-- Your objective --
What is the number of lines in the entries below that include the word "Media"? Provide the number only.

-- Data for this exercise --
╭──
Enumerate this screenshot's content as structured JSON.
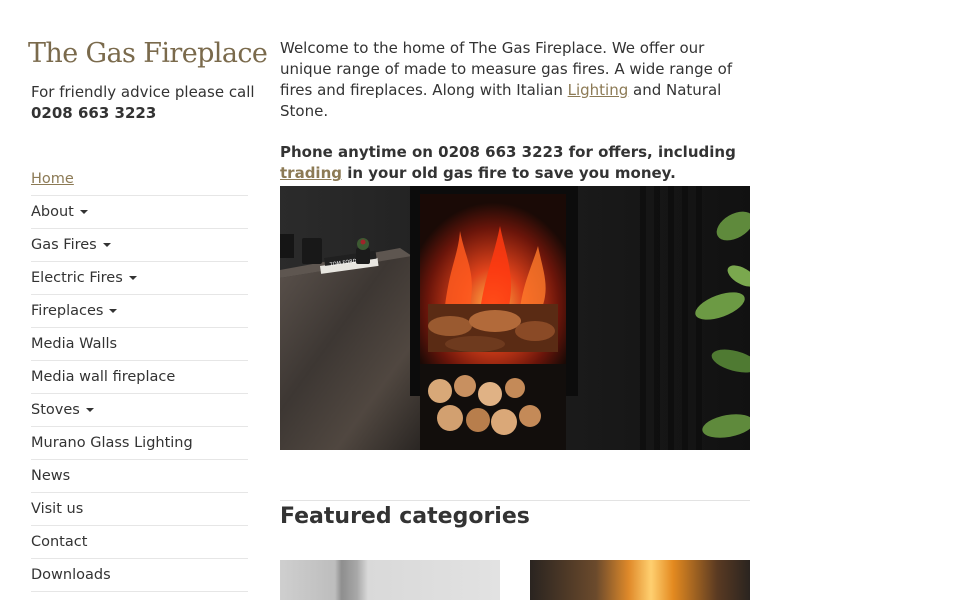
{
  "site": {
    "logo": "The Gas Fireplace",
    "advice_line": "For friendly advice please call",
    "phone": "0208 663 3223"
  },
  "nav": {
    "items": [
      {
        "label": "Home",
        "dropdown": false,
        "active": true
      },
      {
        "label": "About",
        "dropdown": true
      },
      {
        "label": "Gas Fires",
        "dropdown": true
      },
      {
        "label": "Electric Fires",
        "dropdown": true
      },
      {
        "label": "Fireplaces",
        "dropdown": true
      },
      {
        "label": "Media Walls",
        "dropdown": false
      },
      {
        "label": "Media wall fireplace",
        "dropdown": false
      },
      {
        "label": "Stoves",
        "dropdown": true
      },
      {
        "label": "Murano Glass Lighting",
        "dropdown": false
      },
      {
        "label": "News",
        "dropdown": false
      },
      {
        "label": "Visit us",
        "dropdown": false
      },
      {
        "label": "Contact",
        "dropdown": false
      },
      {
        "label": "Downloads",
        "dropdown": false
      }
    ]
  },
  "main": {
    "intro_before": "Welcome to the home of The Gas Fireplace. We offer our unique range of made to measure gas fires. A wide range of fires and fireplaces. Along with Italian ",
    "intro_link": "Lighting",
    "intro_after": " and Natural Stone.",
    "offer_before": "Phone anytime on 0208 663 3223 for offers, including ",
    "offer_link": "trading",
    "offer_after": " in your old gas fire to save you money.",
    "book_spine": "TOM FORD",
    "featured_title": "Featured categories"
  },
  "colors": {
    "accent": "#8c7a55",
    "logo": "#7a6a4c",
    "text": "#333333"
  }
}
╰──
-- Task result --
2